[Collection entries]
## Start

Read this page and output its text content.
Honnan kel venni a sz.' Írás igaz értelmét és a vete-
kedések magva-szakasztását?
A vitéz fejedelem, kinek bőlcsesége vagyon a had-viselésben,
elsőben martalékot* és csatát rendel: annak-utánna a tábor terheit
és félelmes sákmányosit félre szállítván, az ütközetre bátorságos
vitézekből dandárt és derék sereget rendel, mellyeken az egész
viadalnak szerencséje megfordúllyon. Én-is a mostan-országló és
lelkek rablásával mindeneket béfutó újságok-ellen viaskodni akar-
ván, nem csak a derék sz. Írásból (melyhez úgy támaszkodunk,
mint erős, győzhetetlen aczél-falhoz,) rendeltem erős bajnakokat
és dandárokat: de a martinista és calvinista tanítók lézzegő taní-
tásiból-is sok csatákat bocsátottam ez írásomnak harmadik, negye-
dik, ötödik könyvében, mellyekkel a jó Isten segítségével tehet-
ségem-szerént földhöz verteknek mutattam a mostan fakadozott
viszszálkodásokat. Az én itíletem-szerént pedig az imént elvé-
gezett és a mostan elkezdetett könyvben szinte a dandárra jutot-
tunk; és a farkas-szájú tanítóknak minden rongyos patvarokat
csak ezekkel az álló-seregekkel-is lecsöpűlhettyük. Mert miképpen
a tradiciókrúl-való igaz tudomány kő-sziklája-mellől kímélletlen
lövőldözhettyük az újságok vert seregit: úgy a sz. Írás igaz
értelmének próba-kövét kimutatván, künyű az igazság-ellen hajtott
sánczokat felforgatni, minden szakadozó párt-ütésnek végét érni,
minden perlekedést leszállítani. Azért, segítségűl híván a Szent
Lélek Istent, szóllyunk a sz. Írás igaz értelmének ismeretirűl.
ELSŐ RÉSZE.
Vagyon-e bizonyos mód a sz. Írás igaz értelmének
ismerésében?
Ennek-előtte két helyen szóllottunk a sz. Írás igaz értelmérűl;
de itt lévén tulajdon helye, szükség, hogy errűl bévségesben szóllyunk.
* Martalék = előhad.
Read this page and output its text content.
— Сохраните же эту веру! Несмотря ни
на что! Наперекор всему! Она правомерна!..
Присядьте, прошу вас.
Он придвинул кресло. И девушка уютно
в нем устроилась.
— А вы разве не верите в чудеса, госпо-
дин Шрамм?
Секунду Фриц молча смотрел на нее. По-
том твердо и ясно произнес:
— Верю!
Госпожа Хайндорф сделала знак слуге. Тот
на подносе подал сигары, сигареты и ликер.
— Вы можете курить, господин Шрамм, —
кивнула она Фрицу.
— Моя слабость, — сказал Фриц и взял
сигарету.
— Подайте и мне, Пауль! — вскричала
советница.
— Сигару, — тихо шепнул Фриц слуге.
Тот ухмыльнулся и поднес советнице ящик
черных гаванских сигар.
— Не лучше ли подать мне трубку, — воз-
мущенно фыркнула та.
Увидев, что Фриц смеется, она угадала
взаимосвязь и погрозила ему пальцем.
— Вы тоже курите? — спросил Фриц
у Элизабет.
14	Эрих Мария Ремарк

## End

== WORK INSTRUCTIONS ==
The records above are to be repeated exactly, in their entirety.

== TASK OUTPUT ==
Read this page and output its text content.
Honnan kel venni a sz.' Írás igaz értelmét és a vete-
kedések magva-szakasztását?
A vitéz fejedelem, kinek bőlcsesége vagyon a had-viselésben,
elsőben martalékot* és csatát rendel: annak-utánna a tábor terheit
és félelmes sákmányosit félre szállítván, az ütközetre bátorságos
vitézekből dandárt és derék sereget rendel, mellyeken az egész
viadalnak szerencséje megfordúllyon. Én-is a mostan-országló és
lelkek rablásával mindeneket béfutó újságok-ellen viaskodni akar-
ván, nem csak a derék sz. Írásból (melyhez úgy támaszkodunk,
mint erős, győzhetetlen aczél-falhoz,) rendeltem erős bajnakokat
és dandárokat: de a martinista és calvinista tanítók lézzegő taní-
tásiból-is sok csatákat bocsátottam ez írásomnak harmadik, negye-
dik, ötödik könyvében, mellyekkel a jó Isten segítségével tehet-
ségem-szerént földhöz verteknek mutattam a mostan fakadozott
viszszálkodásokat. Az én itíletem-szerént pedig az imént elvé-
gezett és a mostan elkezdetett könyvben szinte a dandárra jutot-
tunk; és a farkas-szájú tanítóknak minden rongyos patvarokat
csak ezekkel az álló-seregekkel-is lecsöpűlhettyük. Mert miképpen
a tradiciókrúl-való igaz tudomány kő-sziklája-mellől kímélletlen
lövőldözhettyük az újságok vert seregit: úgy a sz. Írás igaz
értelmének próba-kövét kimutatván, künyű az igazság-ellen hajtott
sánczokat felforgatni, minden szakadozó párt-ütésnek végét érni,
minden perlekedést leszállítani. Azért, segítségűl híván a Szent
Lélek Istent, szóllyunk a sz. Írás igaz értelmének ismeretirűl.
ELSŐ RÉSZE.
Vagyon-e bizonyos mód a sz. Írás igaz értelmének
ismerésében?
Ennek-előtte két helyen szóllottunk a sz. Írás igaz értelmérűl;
de itt lévén tulajdon helye, szükség, hogy errűl bévségesben szóllyunk.
* Martalék = előhad.
Read this page and output its text content.
— Сохраните же эту веру! Несмотря ни
на что! Наперекор всему! Она правомерна!..
Присядьте, прошу вас.
Он придвинул кресло. И девушка уютно
в нем устроилась.
— А вы разве не верите в чудеса, госпо-
дин Шрамм?
Секунду Фриц молча смотрел на нее. По-
том твердо и ясно произнес:
— Верю!
Госпожа Хайндорф сделала знак слуге. Тот
на подносе подал сигары, сигареты и ликер.
— Вы можете курить, господин Шрамм, —
кивнула она Фрицу.
— Моя слабость, — сказал Фриц и взял
сигарету.
— Подайте и мне, Пауль! — вскричала
советница.
— Сигару, — тихо шепнул Фриц слуге.
Тот ухмыльнулся и поднес советнице ящик
черных гаванских сигар.
— Не лучше ли подать мне трубку, — воз-
мущенно фыркнула та.
Увидев, что Фриц смеется, она угадала
взаимосвязь и погрозила ему пальцем.
— Вы тоже курите? — спросил Фриц
у Элизабет.
14	Эрих Мария Ремарк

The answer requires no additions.